__WHAT THE TASK ASKS__: Show every line of the records below that contains the word "kind".

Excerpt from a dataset
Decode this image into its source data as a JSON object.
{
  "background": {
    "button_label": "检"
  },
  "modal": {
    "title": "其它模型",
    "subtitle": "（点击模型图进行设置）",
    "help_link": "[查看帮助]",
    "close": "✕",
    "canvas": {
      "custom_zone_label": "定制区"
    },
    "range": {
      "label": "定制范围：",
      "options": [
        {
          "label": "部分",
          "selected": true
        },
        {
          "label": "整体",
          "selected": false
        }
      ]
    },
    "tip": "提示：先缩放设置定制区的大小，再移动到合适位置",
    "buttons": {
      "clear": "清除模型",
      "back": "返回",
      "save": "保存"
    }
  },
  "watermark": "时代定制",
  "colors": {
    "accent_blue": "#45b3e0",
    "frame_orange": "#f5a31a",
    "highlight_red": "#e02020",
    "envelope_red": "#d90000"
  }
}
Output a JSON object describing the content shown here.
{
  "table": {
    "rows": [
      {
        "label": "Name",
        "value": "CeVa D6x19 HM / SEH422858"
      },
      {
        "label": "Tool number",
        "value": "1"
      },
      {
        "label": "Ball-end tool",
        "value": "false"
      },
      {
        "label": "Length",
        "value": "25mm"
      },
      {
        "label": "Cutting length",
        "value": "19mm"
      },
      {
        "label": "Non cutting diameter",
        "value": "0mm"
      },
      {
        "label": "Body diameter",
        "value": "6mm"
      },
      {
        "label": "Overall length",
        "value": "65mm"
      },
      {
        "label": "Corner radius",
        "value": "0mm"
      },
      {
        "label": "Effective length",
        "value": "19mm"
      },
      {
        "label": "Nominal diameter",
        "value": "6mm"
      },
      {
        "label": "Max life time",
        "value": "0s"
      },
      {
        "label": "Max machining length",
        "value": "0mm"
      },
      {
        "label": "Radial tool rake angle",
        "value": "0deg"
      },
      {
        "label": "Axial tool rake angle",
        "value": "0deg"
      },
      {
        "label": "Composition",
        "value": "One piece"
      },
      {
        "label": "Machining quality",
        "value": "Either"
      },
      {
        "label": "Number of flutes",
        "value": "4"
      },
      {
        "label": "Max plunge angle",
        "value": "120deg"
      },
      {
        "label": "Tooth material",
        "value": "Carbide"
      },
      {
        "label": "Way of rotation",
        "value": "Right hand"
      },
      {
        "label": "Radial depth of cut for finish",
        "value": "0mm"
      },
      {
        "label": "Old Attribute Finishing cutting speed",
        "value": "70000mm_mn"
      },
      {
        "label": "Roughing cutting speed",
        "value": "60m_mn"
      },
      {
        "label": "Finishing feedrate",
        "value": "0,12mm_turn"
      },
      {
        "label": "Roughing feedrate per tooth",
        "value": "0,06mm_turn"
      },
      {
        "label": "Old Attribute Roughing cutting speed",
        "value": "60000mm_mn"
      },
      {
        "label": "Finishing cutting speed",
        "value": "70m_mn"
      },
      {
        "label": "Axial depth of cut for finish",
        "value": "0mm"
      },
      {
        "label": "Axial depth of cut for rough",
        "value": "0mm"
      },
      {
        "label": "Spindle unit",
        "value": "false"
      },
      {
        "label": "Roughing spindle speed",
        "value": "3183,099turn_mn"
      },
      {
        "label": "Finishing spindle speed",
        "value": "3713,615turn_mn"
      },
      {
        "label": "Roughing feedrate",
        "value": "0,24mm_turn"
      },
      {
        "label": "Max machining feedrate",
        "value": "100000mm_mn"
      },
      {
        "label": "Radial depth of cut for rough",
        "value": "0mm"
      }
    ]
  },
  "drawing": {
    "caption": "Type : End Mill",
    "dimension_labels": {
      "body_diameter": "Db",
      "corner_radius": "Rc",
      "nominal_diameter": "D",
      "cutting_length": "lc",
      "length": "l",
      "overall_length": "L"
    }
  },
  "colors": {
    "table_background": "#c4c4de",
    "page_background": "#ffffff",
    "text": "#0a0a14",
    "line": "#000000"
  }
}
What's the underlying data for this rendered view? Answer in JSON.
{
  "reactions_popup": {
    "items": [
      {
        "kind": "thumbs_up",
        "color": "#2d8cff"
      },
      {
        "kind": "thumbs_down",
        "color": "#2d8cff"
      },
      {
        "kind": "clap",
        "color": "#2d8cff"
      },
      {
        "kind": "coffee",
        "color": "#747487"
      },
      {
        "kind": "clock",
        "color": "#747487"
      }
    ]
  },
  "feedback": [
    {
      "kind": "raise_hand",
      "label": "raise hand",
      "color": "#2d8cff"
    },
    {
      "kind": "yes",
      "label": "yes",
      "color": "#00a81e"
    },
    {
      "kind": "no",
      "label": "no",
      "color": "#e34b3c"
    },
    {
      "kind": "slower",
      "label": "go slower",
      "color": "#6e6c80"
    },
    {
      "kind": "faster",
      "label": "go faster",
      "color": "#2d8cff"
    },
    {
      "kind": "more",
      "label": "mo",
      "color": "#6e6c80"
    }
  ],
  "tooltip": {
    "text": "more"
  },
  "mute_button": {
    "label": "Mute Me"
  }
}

__WORKED ANSWER__:
        "kind": "thumbs_up",
        "kind": "thumbs_down",
        "kind": "clap",
        "kind": "coffee",
        "kind": "clock",
      "kind": "raise_hand",
      "kind": "yes",
      "kind": "no",
      "kind": "slower",
      "kind": "faster",
      "kind": "more",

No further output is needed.